Short problem – Which lines hold the string "области"? Copy every one of them.

···

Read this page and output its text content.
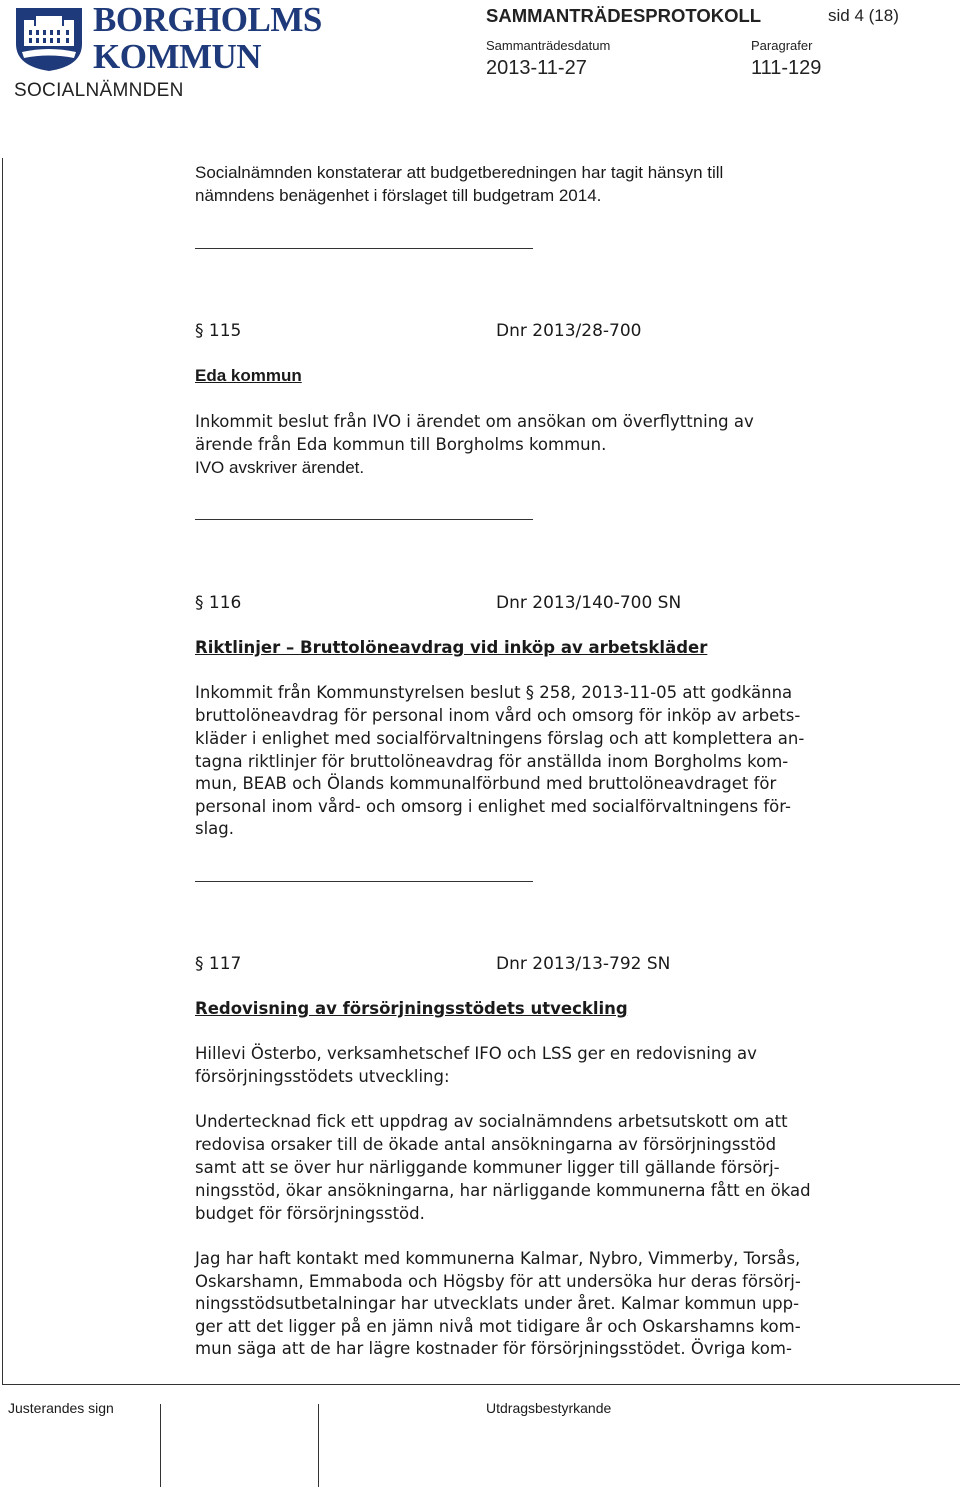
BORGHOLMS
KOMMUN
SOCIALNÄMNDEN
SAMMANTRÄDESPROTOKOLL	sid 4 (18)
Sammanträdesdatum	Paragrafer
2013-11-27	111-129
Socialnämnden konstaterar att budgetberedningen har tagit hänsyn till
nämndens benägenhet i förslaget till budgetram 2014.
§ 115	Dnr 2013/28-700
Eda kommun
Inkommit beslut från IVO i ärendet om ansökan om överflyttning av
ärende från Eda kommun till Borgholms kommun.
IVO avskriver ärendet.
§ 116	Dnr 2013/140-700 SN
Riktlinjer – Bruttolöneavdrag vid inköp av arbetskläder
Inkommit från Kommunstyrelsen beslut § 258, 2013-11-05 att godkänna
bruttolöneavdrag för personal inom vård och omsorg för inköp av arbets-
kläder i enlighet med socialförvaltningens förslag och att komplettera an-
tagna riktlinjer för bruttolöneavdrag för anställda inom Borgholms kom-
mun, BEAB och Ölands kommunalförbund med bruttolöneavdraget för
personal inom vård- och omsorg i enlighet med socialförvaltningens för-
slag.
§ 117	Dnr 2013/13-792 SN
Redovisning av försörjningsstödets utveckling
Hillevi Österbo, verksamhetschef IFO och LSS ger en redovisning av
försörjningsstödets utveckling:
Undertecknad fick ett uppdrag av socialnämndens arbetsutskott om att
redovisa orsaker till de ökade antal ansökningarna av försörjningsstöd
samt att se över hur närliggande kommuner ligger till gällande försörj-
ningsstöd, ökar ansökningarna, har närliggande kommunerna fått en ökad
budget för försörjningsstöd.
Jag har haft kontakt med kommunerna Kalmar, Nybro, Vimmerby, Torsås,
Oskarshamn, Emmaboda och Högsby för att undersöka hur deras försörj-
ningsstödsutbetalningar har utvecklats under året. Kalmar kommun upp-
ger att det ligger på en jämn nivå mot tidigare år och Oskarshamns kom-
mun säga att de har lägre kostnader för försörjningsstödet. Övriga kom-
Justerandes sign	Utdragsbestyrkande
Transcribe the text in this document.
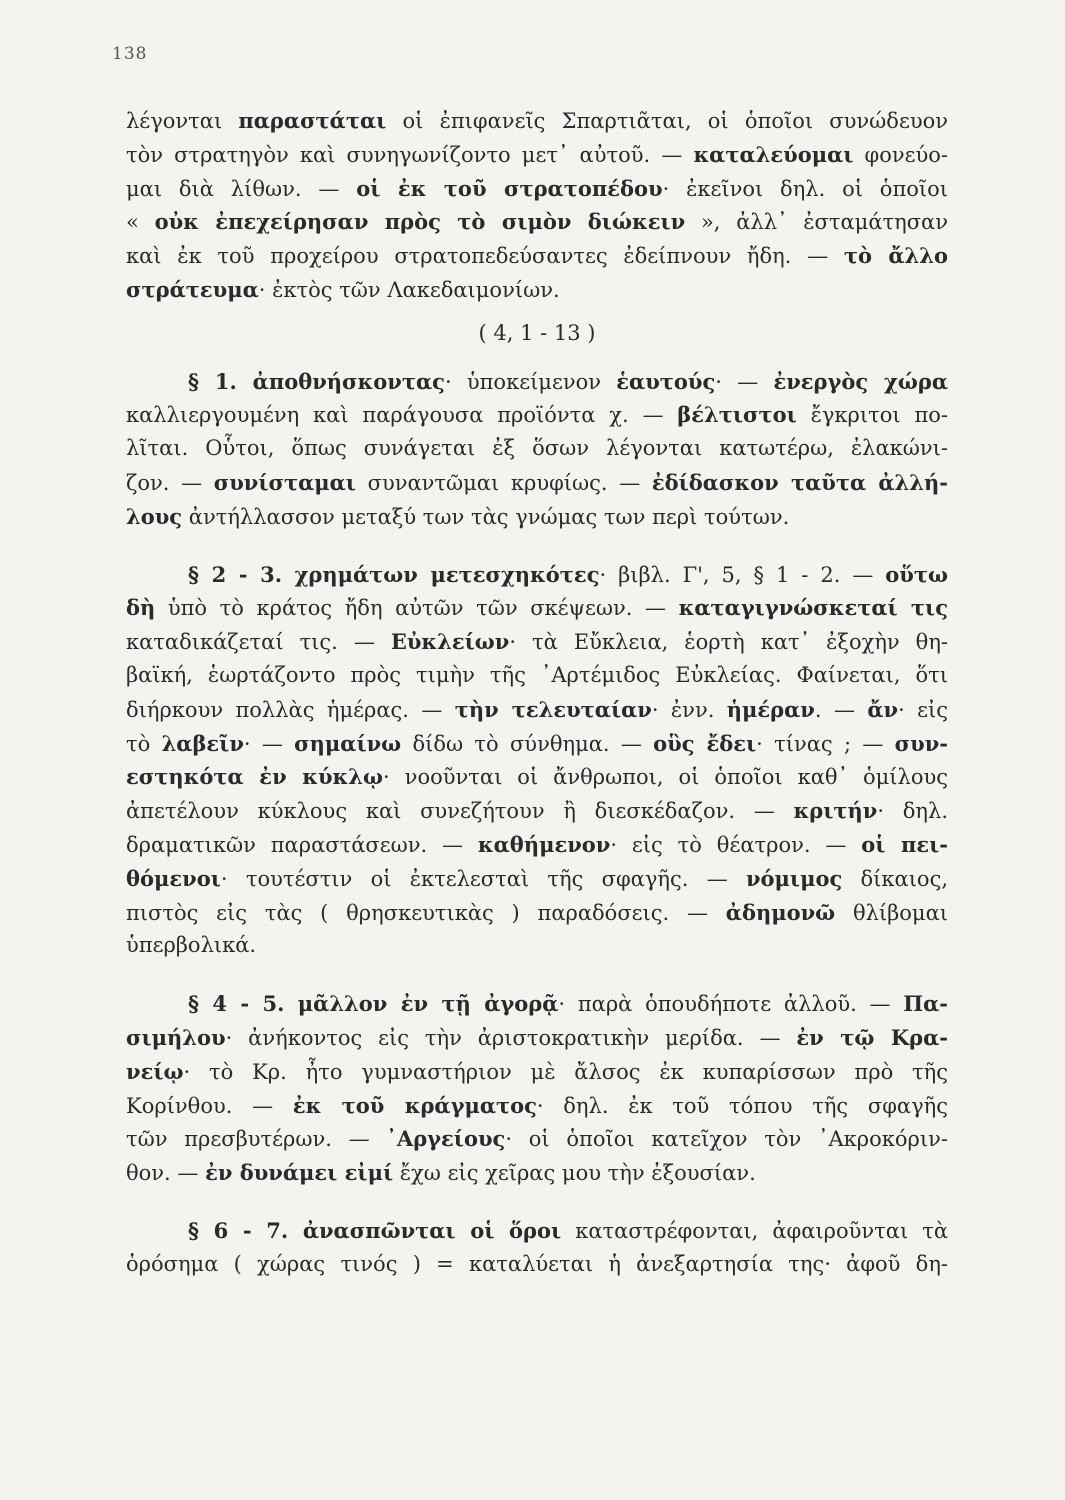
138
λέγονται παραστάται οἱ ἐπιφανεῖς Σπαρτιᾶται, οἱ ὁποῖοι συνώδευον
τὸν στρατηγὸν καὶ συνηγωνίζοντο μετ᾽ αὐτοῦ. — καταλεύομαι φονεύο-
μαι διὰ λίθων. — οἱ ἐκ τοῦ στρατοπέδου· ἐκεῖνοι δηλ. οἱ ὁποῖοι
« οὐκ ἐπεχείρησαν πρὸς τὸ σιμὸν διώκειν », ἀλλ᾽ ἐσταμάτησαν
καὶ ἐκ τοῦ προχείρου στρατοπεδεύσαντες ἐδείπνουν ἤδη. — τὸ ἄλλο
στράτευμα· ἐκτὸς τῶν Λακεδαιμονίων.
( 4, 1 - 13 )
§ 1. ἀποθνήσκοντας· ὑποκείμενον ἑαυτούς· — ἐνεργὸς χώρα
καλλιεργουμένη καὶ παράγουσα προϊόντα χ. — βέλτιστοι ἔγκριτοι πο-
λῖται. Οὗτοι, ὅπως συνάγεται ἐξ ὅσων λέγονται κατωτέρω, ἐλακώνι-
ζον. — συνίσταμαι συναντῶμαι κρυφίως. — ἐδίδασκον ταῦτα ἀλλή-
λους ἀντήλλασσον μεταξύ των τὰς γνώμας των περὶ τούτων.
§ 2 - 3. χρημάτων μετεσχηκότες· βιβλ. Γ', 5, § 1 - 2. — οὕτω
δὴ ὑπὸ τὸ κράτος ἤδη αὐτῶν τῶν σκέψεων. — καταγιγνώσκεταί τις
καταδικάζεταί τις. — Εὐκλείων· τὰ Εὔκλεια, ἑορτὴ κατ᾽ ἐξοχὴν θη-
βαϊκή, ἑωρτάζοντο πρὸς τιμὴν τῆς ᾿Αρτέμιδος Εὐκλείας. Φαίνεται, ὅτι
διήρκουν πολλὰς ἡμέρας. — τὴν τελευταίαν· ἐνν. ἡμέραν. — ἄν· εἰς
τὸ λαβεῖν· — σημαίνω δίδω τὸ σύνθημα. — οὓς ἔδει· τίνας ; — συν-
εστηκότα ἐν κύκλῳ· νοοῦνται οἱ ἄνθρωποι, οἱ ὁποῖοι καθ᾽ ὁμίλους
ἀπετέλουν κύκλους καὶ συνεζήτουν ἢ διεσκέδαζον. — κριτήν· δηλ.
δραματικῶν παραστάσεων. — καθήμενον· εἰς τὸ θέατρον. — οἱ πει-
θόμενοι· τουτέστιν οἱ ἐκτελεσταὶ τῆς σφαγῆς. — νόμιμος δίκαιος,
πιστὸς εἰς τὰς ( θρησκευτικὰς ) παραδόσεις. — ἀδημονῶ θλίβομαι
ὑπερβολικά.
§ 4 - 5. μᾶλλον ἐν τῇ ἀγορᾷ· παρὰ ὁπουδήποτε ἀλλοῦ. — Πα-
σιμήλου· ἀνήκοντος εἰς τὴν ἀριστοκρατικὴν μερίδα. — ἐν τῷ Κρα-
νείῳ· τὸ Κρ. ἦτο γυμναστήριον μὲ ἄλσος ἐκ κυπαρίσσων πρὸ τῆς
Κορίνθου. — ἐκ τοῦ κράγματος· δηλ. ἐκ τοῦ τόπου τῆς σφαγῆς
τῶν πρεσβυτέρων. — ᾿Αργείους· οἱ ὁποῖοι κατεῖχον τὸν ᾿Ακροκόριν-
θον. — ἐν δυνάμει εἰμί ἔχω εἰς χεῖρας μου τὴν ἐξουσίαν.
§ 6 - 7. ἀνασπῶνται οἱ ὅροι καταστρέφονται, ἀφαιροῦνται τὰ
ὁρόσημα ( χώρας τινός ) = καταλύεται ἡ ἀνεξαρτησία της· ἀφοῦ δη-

···

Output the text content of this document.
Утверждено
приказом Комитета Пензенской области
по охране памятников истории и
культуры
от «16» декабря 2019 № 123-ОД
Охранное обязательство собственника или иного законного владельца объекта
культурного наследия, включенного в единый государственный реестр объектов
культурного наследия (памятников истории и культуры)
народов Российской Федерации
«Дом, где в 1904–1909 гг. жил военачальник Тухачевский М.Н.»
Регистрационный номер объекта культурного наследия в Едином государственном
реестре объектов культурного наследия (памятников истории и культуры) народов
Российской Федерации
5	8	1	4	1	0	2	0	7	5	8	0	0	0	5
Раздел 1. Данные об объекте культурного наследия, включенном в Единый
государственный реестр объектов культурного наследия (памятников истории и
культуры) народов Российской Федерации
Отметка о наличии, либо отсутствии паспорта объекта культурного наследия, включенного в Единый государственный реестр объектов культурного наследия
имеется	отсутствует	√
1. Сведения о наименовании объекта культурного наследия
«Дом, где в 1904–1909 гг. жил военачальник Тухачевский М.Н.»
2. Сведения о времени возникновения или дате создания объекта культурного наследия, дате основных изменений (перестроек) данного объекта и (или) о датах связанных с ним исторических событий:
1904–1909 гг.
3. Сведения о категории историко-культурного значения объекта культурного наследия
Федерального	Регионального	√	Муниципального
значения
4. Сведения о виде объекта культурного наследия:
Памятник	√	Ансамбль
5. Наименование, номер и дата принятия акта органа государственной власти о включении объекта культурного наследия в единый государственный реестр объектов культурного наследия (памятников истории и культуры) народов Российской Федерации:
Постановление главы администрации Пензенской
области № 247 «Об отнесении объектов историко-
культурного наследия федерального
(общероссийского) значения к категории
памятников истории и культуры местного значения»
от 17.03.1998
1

···

Worked answer –
приказом Комитета Пензенской области
области № 247 «Об отнесении объектов историко-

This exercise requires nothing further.